### PROVIDED RECORDS

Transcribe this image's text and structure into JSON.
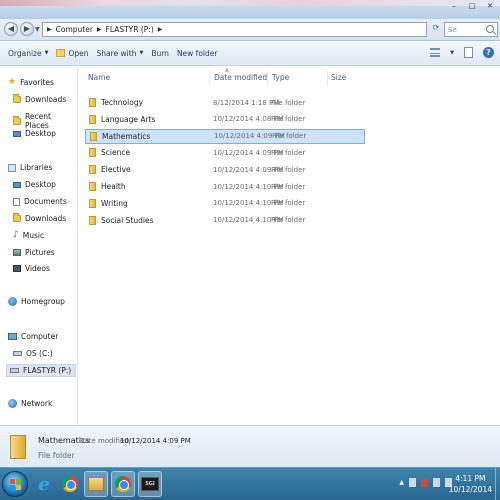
{
  "window": {
    "minimize": "–",
    "maximize": "□",
    "close": "✕"
  },
  "address": {
    "crumbs": [
      "Computer",
      "FLASTYR (P:)"
    ],
    "search_placeholder": "Se"
  },
  "toolbar": {
    "organize": "Organize",
    "open": "Open",
    "share_with": "Share with",
    "burn": "Burn",
    "new_folder": "New folder"
  },
  "nav": {
    "favorites": "Favorites",
    "downloads": "Downloads",
    "recent_places": "Recent Places",
    "desktop": "Desktop",
    "libraries": "Libraries",
    "lib_desktop": "Desktop",
    "documents": "Documents",
    "lib_downloads": "Downloads",
    "music": "Music",
    "pictures": "Pictures",
    "videos": "Videos",
    "homegroup": "Homegroup",
    "computer": "Computer",
    "os_drive": "OS (C:)",
    "flastyr_drive": "FLASTYR (P:)",
    "network": "Network"
  },
  "columns": {
    "name": "Name",
    "date_modified": "Date modified",
    "type": "Type",
    "size": "Size"
  },
  "files": [
    {
      "name": "Technology",
      "date": "8/12/2014 1:18 PM",
      "type": "File folder"
    },
    {
      "name": "Language Arts",
      "date": "10/12/2014 4:08 PM",
      "type": "File folder"
    },
    {
      "name": "Mathematics",
      "date": "10/12/2014 4:09 PM",
      "type": "File folder"
    },
    {
      "name": "Science",
      "date": "10/12/2014 4:09 PM",
      "type": "File folder"
    },
    {
      "name": "Elective",
      "date": "10/12/2014 4:09 PM",
      "type": "File folder"
    },
    {
      "name": "Health",
      "date": "10/12/2014 4:10 PM",
      "type": "File folder"
    },
    {
      "name": "Writing",
      "date": "10/12/2014 4:10 PM",
      "type": "File folder"
    },
    {
      "name": "Social Studies",
      "date": "10/12/2014 4:10 PM",
      "type": "File folder"
    }
  ],
  "selected_index": 2,
  "details": {
    "name": "Mathematics",
    "modified_label": "Date modified:",
    "modified_value": "10/12/2014 4:09 PM",
    "type": "File folder"
  },
  "taskbar": {
    "snagit_label": "SGI",
    "time": "4:11 PM",
    "date": "10/12/2014"
  },
  "colors": {
    "selection": "#cce4f7",
    "taskbar": "#2a6690"
  }
}
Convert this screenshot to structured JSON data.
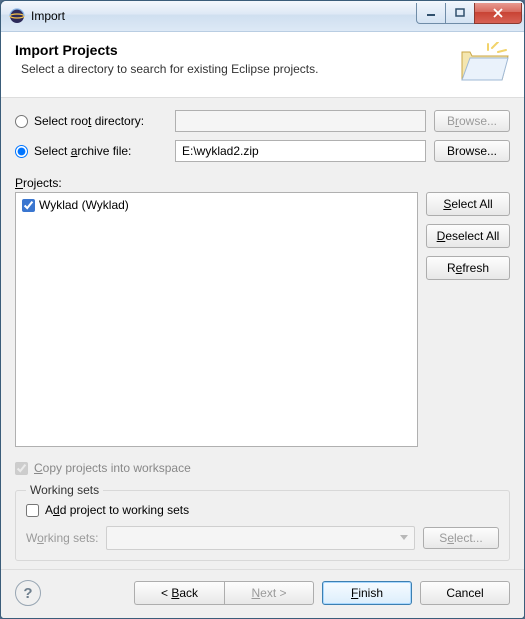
{
  "window": {
    "title": "Import"
  },
  "header": {
    "title": "Import Projects",
    "subtitle": "Select a directory to search for existing Eclipse projects."
  },
  "form": {
    "root_dir_label_pre": "Select roo",
    "root_dir_label_u": "t",
    "root_dir_label_post": " directory:",
    "archive_label_pre": "Select ",
    "archive_label_u": "a",
    "archive_label_post": "rchive file:",
    "archive_value": "E:\\wyklad2.zip",
    "browse_label_pre": "B",
    "browse_label_u": "r",
    "browse_label_post": "owse...",
    "browse2_label": "Browse..."
  },
  "projects": {
    "label_u": "P",
    "label_post": "rojects:",
    "items": [
      {
        "checked": true,
        "label": "Wyklad (Wyklad)"
      }
    ],
    "select_all_u": "S",
    "select_all_post": "elect All",
    "deselect_all_u": "D",
    "deselect_all_post": "eselect All",
    "refresh_pre": "R",
    "refresh_u": "e",
    "refresh_post": "fresh"
  },
  "copy": {
    "label_u": "C",
    "label_post": "opy projects into workspace",
    "checked": true
  },
  "working_sets": {
    "legend": "Working sets",
    "add_label_pre": "A",
    "add_label_u": "d",
    "add_label_post": "d project to working sets",
    "combo_label_pre": "W",
    "combo_label_u": "o",
    "combo_label_post": "rking sets:",
    "select_pre": "S",
    "select_u": "e",
    "select_post": "lect..."
  },
  "footer": {
    "back_pre": "< ",
    "back_u": "B",
    "back_post": "ack",
    "next_u": "N",
    "next_post": "ext >",
    "finish_u": "F",
    "finish_post": "inish",
    "cancel": "Cancel"
  }
}
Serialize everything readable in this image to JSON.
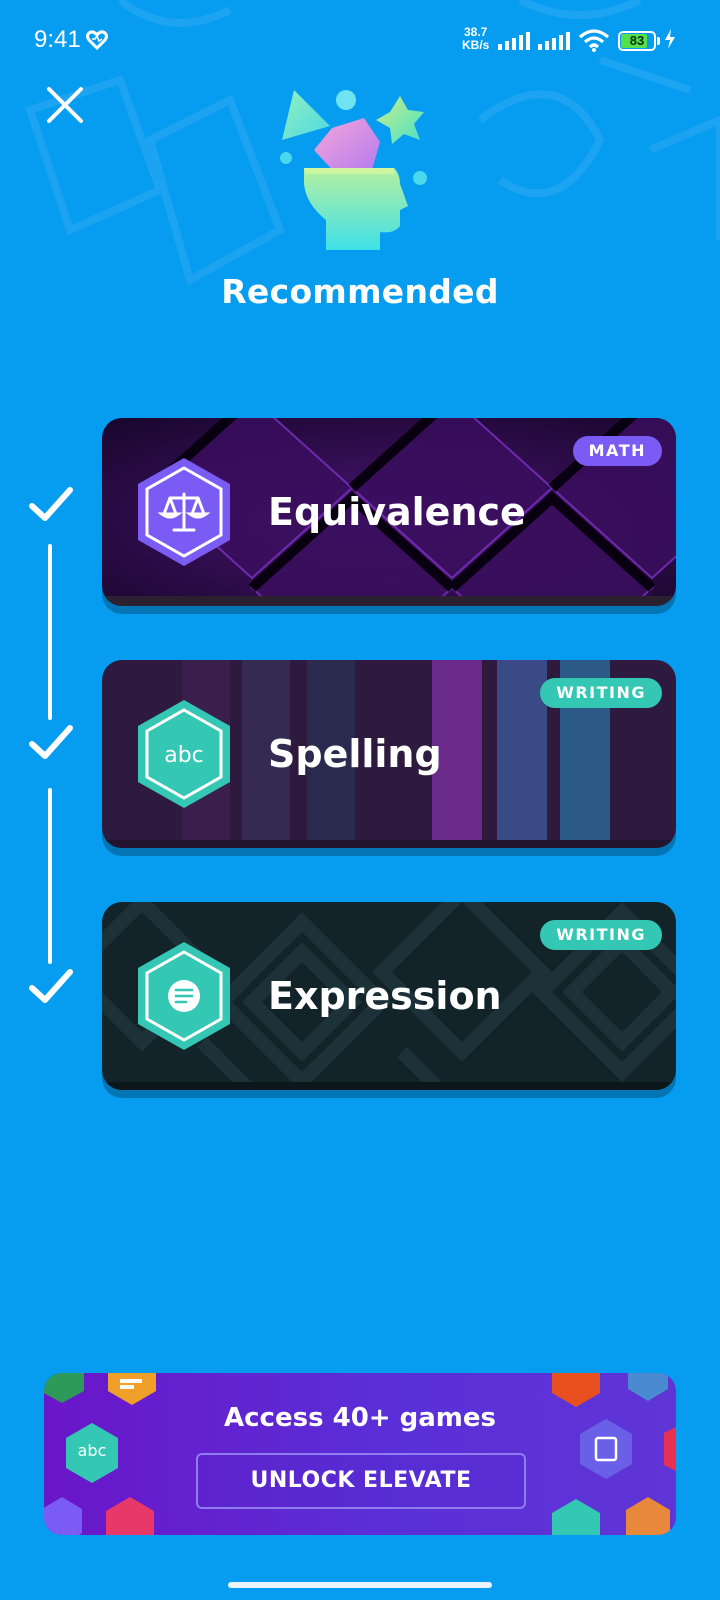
{
  "status_bar": {
    "time": "9:41",
    "net_speed_value": "38.7",
    "net_speed_unit": "KB/s",
    "battery": "83",
    "battery_level": 0.83
  },
  "header": {
    "title": "Recommended",
    "close_icon": "close-icon",
    "hero_icon": "brain-shapes-icon"
  },
  "games": [
    {
      "title": "Equivalence",
      "tag": "MATH",
      "icon": "scales-icon",
      "completed": true,
      "hex_color": "#7a5cf4"
    },
    {
      "title": "Spelling",
      "tag": "WRITING",
      "icon": "abc-icon",
      "icon_text": "abc",
      "completed": true,
      "hex_color": "#34c7b3"
    },
    {
      "title": "Expression",
      "tag": "WRITING",
      "icon": "text-lines-icon",
      "completed": true,
      "hex_color": "#34c7b3"
    }
  ],
  "promo": {
    "headline": "Access 40+ games",
    "button_label": "UNLOCK ELEVATE",
    "badge_abc": "abc"
  },
  "colors": {
    "background": "#069cf0",
    "math_accent": "#7a5cf4",
    "writing_accent": "#34c7b3"
  }
}
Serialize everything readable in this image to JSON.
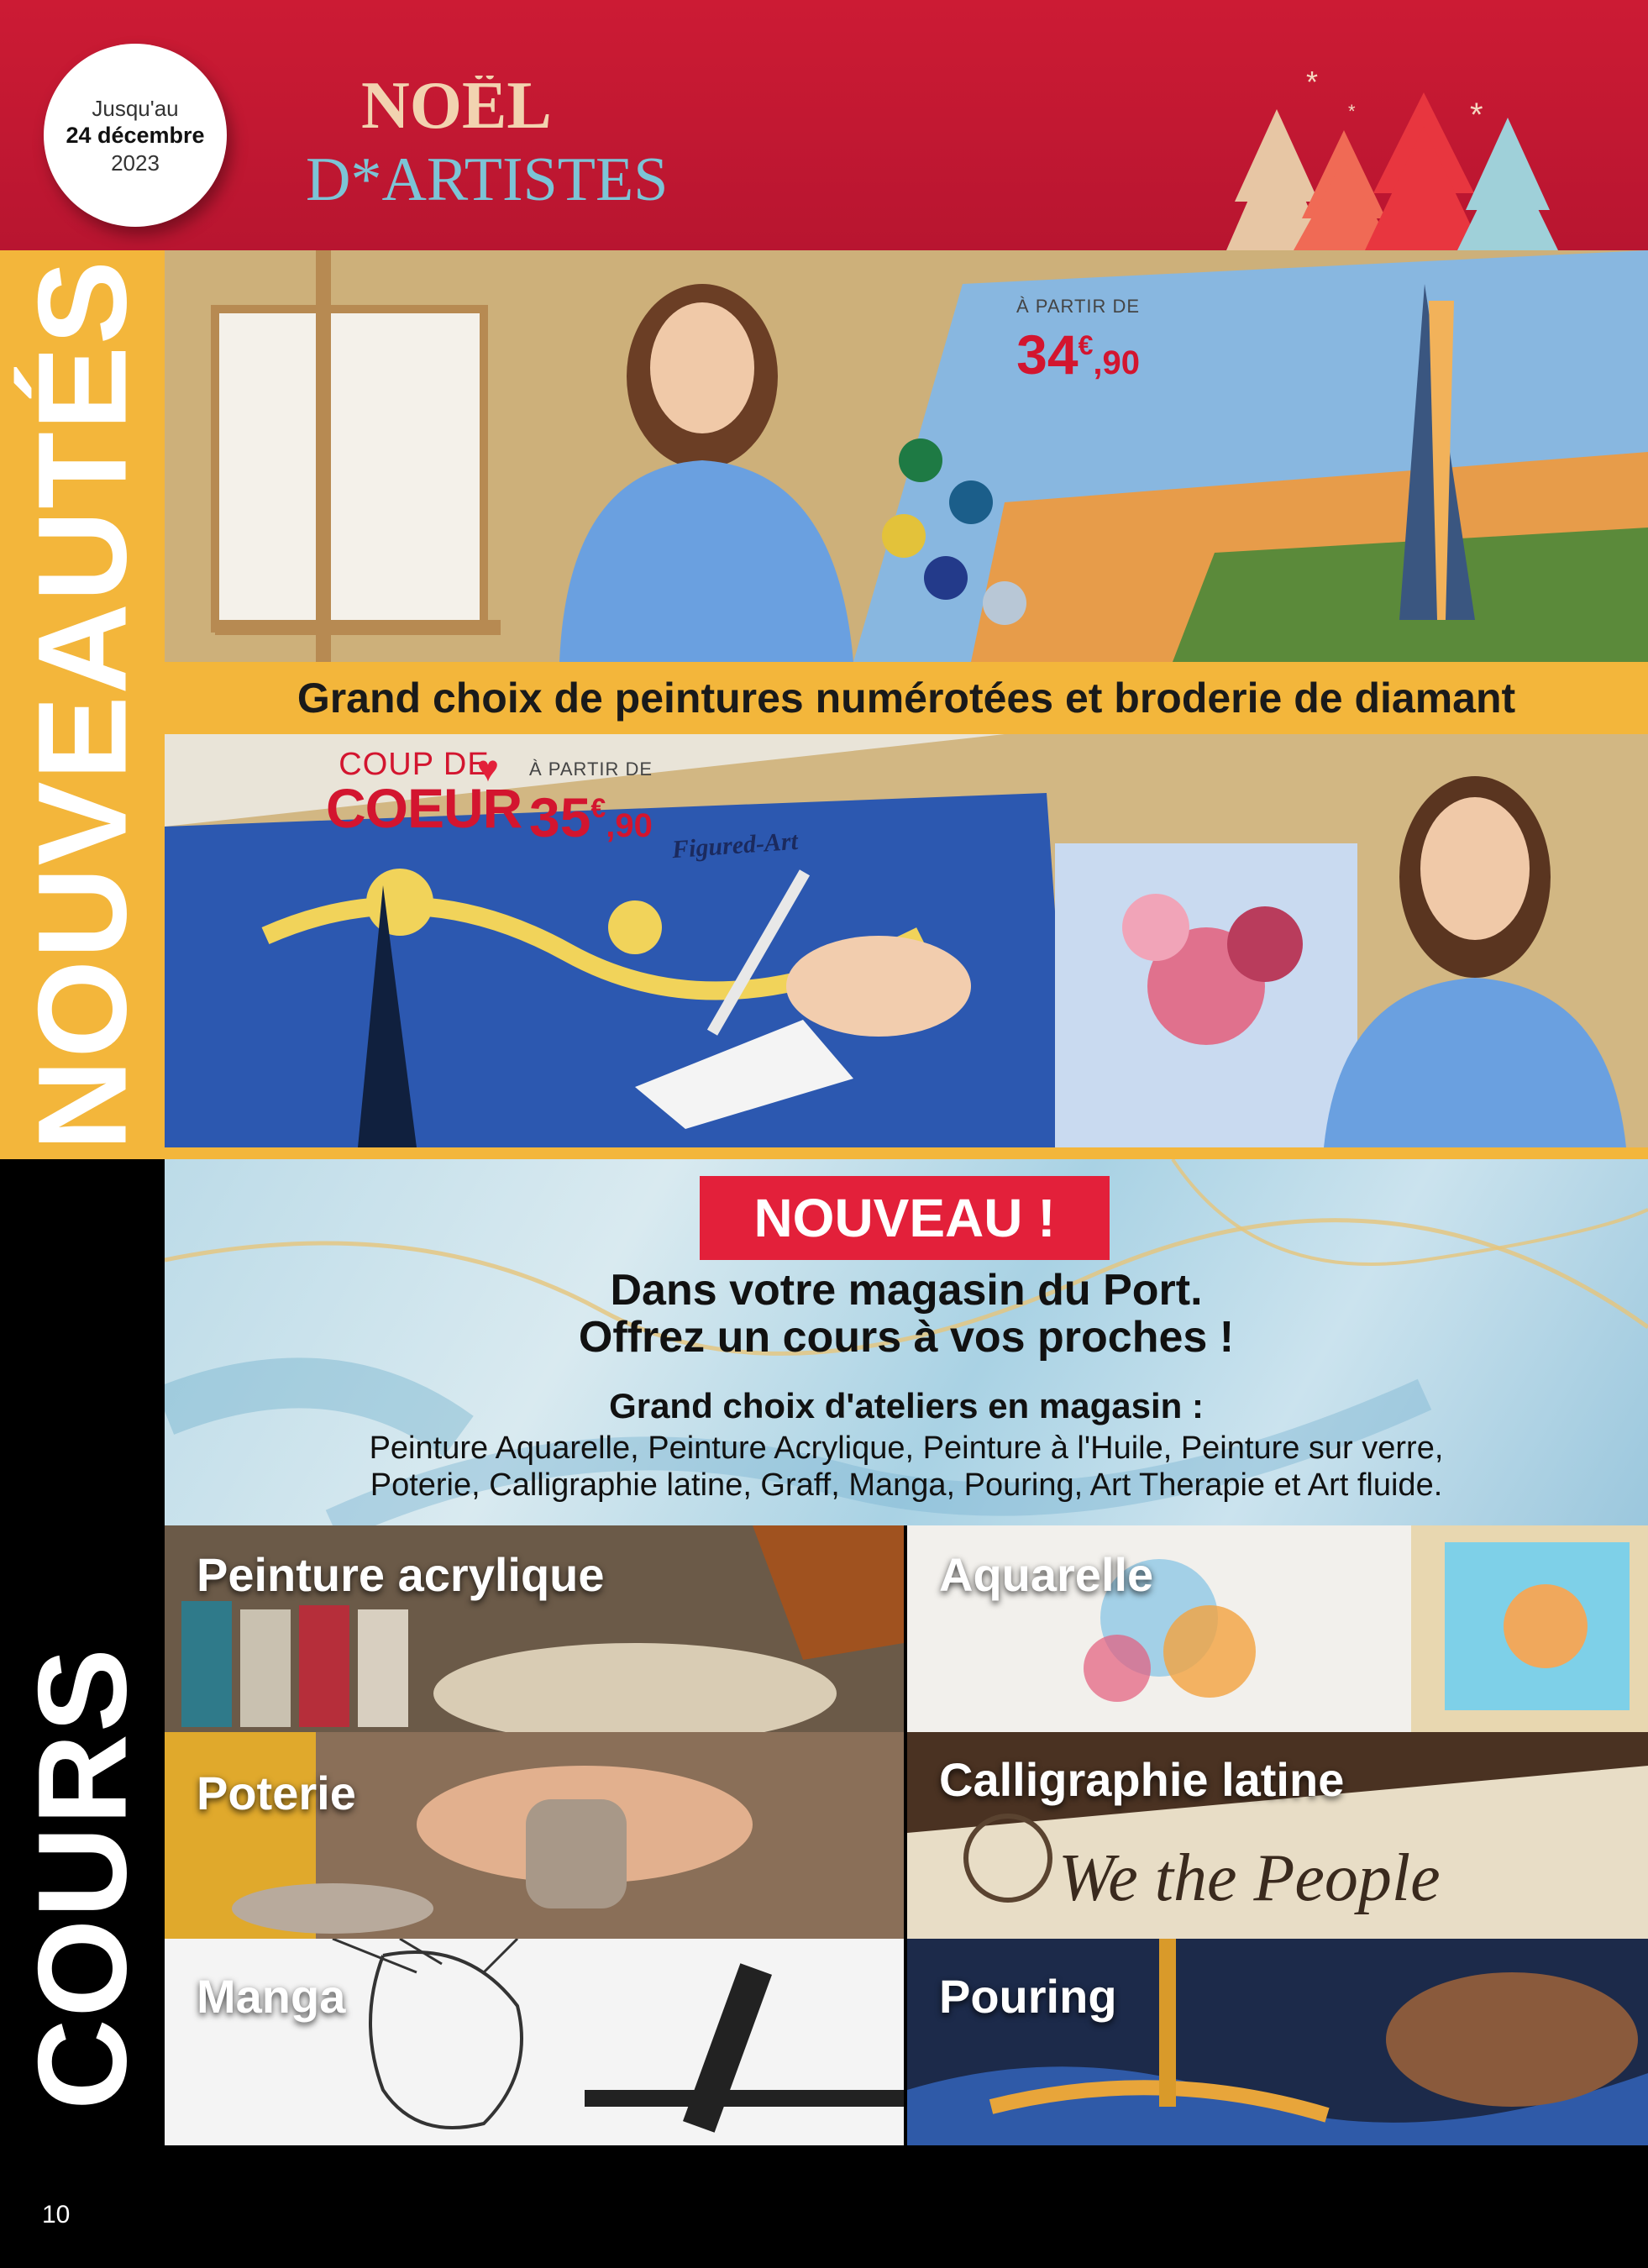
{
  "header": {
    "date_line1": "Jusqu'au",
    "date_line2": "24 décembre",
    "date_line3": "2023",
    "logo_line1": "NOËL",
    "logo_line2": "D*ARTISTES"
  },
  "side_labels": {
    "nouveautes": "NOUVEAUTÉS",
    "cours": "COURS"
  },
  "nouveautes": {
    "price1_from": "À PARTIR DE",
    "price1_int": "34",
    "price1_currency": "€",
    "price1_dec": ",90",
    "caption": "Grand choix de peintures numérotées et broderie de diamant",
    "coup_line1": "COUP DE",
    "coup_line2": "COEUR",
    "heart_icon": "♥",
    "price2_from": "À PARTIR DE",
    "price2_int": "35",
    "price2_currency": "€",
    "price2_dec": ",90",
    "product_box_text": "Figured-Art"
  },
  "cours": {
    "badge": "NOUVEAU !",
    "line1": "Dans votre magasin du Port.",
    "line2": "Offrez un cours à vos proches !",
    "line3": "Grand choix d'ateliers en magasin :",
    "line4": "Peinture Aquarelle, Peinture Acrylique, Peinture à l'Huile, Peinture sur verre,",
    "line5": "Poterie, Calligraphie latine, Graff, Manga, Pouring, Art Therapie et Art fluide.",
    "tiles": [
      {
        "label": "Peinture acrylique"
      },
      {
        "label": "Aquarelle"
      },
      {
        "label": "Poterie"
      },
      {
        "label": "Calligraphie latine"
      },
      {
        "label": "Manga"
      },
      {
        "label": "Pouring"
      }
    ]
  },
  "page_number": "10",
  "colors": {
    "header_red": "#cc1b34",
    "accent_yellow": "#f3b63b",
    "price_red": "#d3152f",
    "badge_red": "#e3203a"
  }
}
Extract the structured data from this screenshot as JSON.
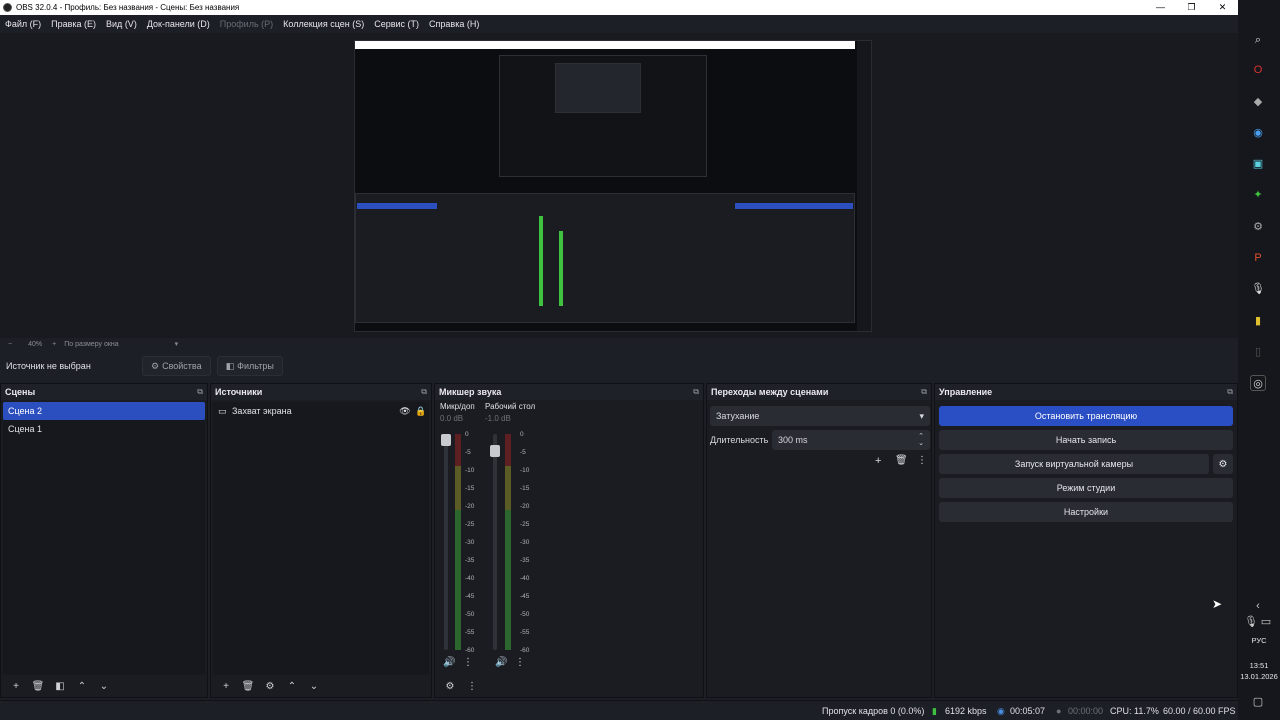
{
  "window": {
    "title": "OBS 32.0.4 - Профиль: Без названия - Сцены: Без названия",
    "minimize": "—",
    "restore": "❐",
    "close": "✕"
  },
  "menu": [
    "Файл (F)",
    "Правка (E)",
    "Вид (V)",
    "Док-панели (D)",
    "Профиль (P)",
    "Коллекция сцен (S)",
    "Сервис (T)",
    "Справка (H)"
  ],
  "zoom": {
    "minus": "−",
    "level": "40%",
    "plus": "+",
    "mode": "По размеру окна"
  },
  "source_toolbar": {
    "no_source": "Источник не выбран",
    "properties": "Свойства",
    "filters": "Фильтры"
  },
  "scenes": {
    "title": "Сцены",
    "items": [
      {
        "label": "Сцена 2",
        "selected": true
      },
      {
        "label": "Сцена 1",
        "selected": false
      }
    ]
  },
  "sources": {
    "title": "Источники",
    "items": [
      {
        "label": "Захват экрана",
        "visible": true,
        "locked": false
      }
    ]
  },
  "mixer": {
    "title": "Микшер звука",
    "channels": [
      {
        "name": "Микр/доп",
        "db": "0.0 dB",
        "fader_level": 1.0
      },
      {
        "name": "Рабочий стол",
        "db": "-1.0 dB",
        "fader_level": 0.95
      }
    ],
    "scale": [
      "0",
      "-5",
      "-10",
      "-15",
      "-20",
      "-25",
      "-30",
      "-35",
      "-40",
      "-45",
      "-50",
      "-55",
      "-60"
    ]
  },
  "transitions": {
    "title": "Переходы между сценами",
    "selected": "Затухание",
    "duration_label": "Длительность",
    "duration_value": "300 ms"
  },
  "controls": {
    "title": "Управление",
    "stop_stream": "Остановить трансляцию",
    "start_record": "Начать запись",
    "virtual_camera": "Запуск виртуальной камеры",
    "studio_mode": "Режим студии",
    "settings": "Настройки"
  },
  "status": {
    "dropped_frames": "Пропуск кадров 0 (0.0%)",
    "bitrate": "6192 kbps",
    "stream_time": "00:05:07",
    "record_time": "00:00:00",
    "cpu": "CPU: 11.7%",
    "fps": "60.00 / 60.00 FPS"
  },
  "taskbar": {
    "lang": "РУС",
    "time": "13:51",
    "date": "13.01.2026"
  },
  "colors": {
    "accent": "#2a4fc4",
    "meter_green": "#3fc23f",
    "meter_yellow": "#a8a82a",
    "meter_red": "#b02424"
  }
}
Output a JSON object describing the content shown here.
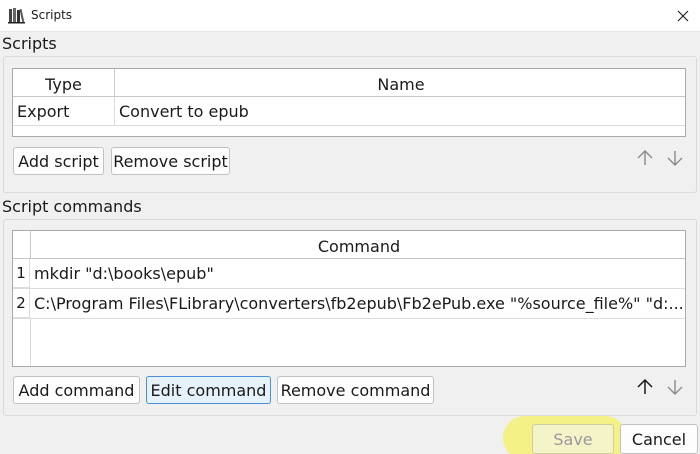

### GIVEN EXERCISE
Only the number is wanted: how many lines of the material above include the word "Desktop"?

### EXPECTED ANSWER
2